## Task directions:
Every line of the material is to be repeated exactly as it stands.

## Stored records:
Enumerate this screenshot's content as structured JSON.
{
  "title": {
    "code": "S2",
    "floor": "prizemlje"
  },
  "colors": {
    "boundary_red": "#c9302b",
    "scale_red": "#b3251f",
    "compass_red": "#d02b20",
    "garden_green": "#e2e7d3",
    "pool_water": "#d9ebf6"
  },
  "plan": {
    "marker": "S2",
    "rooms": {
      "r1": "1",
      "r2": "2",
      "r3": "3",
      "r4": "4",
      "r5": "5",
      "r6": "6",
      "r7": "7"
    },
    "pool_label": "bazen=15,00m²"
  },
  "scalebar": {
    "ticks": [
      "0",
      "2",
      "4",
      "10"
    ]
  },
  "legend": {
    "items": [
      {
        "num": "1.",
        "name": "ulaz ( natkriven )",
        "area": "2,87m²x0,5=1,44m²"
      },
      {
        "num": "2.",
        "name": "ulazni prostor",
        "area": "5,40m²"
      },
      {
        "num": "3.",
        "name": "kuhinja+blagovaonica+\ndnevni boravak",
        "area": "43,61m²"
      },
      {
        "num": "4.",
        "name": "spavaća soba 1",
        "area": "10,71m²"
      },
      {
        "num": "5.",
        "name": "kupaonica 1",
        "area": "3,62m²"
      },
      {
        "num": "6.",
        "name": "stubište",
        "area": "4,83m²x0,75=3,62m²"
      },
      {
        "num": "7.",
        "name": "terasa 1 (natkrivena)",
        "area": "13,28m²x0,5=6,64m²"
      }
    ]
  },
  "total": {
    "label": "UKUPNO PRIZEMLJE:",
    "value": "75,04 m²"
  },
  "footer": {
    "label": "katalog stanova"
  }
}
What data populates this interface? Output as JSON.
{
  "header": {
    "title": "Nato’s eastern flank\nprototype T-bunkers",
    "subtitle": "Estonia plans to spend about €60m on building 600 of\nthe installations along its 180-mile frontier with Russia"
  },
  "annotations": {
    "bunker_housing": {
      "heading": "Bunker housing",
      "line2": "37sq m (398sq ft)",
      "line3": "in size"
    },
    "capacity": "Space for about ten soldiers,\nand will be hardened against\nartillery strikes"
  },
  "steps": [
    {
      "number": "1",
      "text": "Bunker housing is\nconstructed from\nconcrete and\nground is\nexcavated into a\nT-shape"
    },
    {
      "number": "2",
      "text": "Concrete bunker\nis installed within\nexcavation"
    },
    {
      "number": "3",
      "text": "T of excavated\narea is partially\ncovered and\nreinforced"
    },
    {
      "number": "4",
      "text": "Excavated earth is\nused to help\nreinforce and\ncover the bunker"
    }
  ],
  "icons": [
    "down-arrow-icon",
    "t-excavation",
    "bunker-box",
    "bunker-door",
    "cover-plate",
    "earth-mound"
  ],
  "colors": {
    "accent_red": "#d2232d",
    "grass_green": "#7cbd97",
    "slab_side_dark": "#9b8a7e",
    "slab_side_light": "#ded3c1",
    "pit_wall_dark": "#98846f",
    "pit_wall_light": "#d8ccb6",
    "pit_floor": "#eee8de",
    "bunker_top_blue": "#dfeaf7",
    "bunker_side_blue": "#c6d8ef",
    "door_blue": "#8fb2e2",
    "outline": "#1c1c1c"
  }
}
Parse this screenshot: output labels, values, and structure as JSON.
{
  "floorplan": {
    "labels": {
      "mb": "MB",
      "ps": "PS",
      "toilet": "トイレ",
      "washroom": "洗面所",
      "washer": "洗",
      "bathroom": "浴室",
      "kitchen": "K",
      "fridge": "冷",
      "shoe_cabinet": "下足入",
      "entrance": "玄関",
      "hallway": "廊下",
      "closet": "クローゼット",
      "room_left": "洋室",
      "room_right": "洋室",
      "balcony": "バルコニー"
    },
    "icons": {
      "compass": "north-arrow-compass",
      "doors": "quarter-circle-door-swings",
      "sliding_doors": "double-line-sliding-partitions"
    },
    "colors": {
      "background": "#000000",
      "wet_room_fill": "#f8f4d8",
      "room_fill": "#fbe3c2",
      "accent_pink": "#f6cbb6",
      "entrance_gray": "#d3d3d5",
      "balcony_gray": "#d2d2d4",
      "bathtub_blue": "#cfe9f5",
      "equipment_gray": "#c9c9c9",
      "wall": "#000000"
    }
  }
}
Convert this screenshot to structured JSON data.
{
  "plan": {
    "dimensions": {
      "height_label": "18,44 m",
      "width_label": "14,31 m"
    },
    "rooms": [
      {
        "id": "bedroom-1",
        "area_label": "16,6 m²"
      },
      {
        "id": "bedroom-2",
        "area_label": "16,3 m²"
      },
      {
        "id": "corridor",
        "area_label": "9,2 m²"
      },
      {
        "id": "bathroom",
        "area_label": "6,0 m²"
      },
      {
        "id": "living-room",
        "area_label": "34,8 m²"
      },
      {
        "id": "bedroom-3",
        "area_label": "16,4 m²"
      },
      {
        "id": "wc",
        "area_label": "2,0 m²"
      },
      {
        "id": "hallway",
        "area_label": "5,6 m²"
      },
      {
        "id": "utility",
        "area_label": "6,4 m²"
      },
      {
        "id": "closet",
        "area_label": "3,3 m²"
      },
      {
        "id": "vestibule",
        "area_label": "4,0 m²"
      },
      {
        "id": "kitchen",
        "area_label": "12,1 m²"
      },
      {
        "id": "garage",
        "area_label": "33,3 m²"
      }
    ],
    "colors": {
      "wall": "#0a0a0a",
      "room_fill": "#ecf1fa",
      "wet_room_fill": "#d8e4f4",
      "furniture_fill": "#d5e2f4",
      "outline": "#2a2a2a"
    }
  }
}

## Result of this exercise:
Enumerate this screenshot's content as structured JSON.
{
  "title": {
    "code": "S2",
    "floor": "prizemlje"
  },
  "colors": {
    "boundary_red": "#c9302b",
    "scale_red": "#b3251f",
    "compass_red": "#d02b20",
    "garden_green": "#e2e7d3",
    "pool_water": "#d9ebf6"
  },
  "plan": {
    "marker": "S2",
    "rooms": {
      "r1": "1",
      "r2": "2",
      "r3": "3",
      "r4": "4",
      "r5": "5",
      "r6": "6",
      "r7": "7"
    },
    "pool_label": "bazen=15,00m²"
  },
  "scalebar": {
    "ticks": [
      "0",
      "2",
      "4",
      "10"
    ]
  },
  "legend": {
    "items": [
      {
        "num": "1.",
        "name": "ulaz ( natkriven )",
        "area": "2,87m²x0,5=1,44m²"
      },
      {
        "num": "2.",
        "name": "ulazni prostor",
        "area": "5,40m²"
      },
      {
        "num": "3.",
        "name": "kuhinja+blagovaonica+\ndnevni boravak",
        "area": "43,61m²"
      },
      {
        "num": "4.",
        "name": "spavaća soba 1",
        "area": "10,71m²"
      },
      {
        "num": "5.",
        "name": "kupaonica 1",
        "area": "3,62m²"
      },
      {
        "num": "6.",
        "name": "stubište",
        "area": "4,83m²x0,75=3,62m²"
      },
      {
        "num": "7.",
        "name": "terasa 1 (natkrivena)",
        "area": "13,28m²x0,5=6,64m²"
      }
    ]
  },
  "total": {
    "label": "UKUPNO PRIZEMLJE:",
    "value": "75,04 m²"
  },
  "footer": {
    "label": "katalog stanova"
  }
}
What data populates this interface? Output as JSON.
{
  "header": {
    "title": "Nato’s eastern flank\nprototype T-bunkers",
    "subtitle": "Estonia plans to spend about €60m on building 600 of\nthe installations along its 180-mile frontier with Russia"
  },
  "annotations": {
    "bunker_housing": {
      "heading": "Bunker housing",
      "line2": "37sq m (398sq ft)",
      "line3": "in size"
    },
    "capacity": "Space for about ten soldiers,\nand will be hardened against\nartillery strikes"
  },
  "steps": [
    {
      "number": "1",
      "text": "Bunker housing is\nconstructed from\nconcrete and\nground is\nexcavated into a\nT-shape"
    },
    {
      "number": "2",
      "text": "Concrete bunker\nis installed within\nexcavation"
    },
    {
      "number": "3",
      "text": "T of excavated\narea is partially\ncovered and\nreinforced"
    },
    {
      "number": "4",
      "text": "Excavated earth is\nused to help\nreinforce and\ncover the bunker"
    }
  ],
  "icons": [
    "down-arrow-icon",
    "t-excavation",
    "bunker-box",
    "bunker-door",
    "cover-plate",
    "earth-mound"
  ],
  "colors": {
    "accent_red": "#d2232d",
    "grass_green": "#7cbd97",
    "slab_side_dark": "#9b8a7e",
    "slab_side_light": "#ded3c1",
    "pit_wall_dark": "#98846f",
    "pit_wall_light": "#d8ccb6",
    "pit_floor": "#eee8de",
    "bunker_top_blue": "#dfeaf7",
    "bunker_side_blue": "#c6d8ef",
    "door_blue": "#8fb2e2",
    "outline": "#1c1c1c"
  }
}
Parse this screenshot: output labels, values, and structure as JSON.
{
  "floorplan": {
    "labels": {
      "mb": "MB",
      "ps": "PS",
      "toilet": "トイレ",
      "washroom": "洗面所",
      "washer": "洗",
      "bathroom": "浴室",
      "kitchen": "K",
      "fridge": "冷",
      "shoe_cabinet": "下足入",
      "entrance": "玄関",
      "hallway": "廊下",
      "closet": "クローゼット",
      "room_left": "洋室",
      "room_right": "洋室",
      "balcony": "バルコニー"
    },
    "icons": {
      "compass": "north-arrow-compass",
      "doors": "quarter-circle-door-swings",
      "sliding_doors": "double-line-sliding-partitions"
    },
    "colors": {
      "background": "#000000",
      "wet_room_fill": "#f8f4d8",
      "room_fill": "#fbe3c2",
      "accent_pink": "#f6cbb6",
      "entrance_gray": "#d3d3d5",
      "balcony_gray": "#d2d2d4",
      "bathtub_blue": "#cfe9f5",
      "equipment_gray": "#c9c9c9",
      "wall": "#000000"
    }
  }
}
Convert this screenshot to structured JSON data.
{
  "plan": {
    "dimensions": {
      "height_label": "18,44 m",
      "width_label": "14,31 m"
    },
    "rooms": [
      {
        "id": "bedroom-1",
        "area_label": "16,6 m²"
      },
      {
        "id": "bedroom-2",
        "area_label": "16,3 m²"
      },
      {
        "id": "corridor",
        "area_label": "9,2 m²"
      },
      {
        "id": "bathroom",
        "area_label": "6,0 m²"
      },
      {
        "id": "living-room",
        "area_label": "34,8 m²"
      },
      {
        "id": "bedroom-3",
        "area_label": "16,4 m²"
      },
      {
        "id": "wc",
        "area_label": "2,0 m²"
      },
      {
        "id": "hallway",
        "area_label": "5,6 m²"
      },
      {
        "id": "utility",
        "area_label": "6,4 m²"
      },
      {
        "id": "closet",
        "area_label": "3,3 m²"
      },
      {
        "id": "vestibule",
        "area_label": "4,0 m²"
      },
      {
        "id": "kitchen",
        "area_label": "12,1 m²"
      },
      {
        "id": "garage",
        "area_label": "33,3 m²"
      }
    ],
    "colors": {
      "wall": "#0a0a0a",
      "room_fill": "#ecf1fa",
      "wet_room_fill": "#d8e4f4",
      "furniture_fill": "#d5e2f4",
      "outline": "#2a2a2a"
    }
  }
}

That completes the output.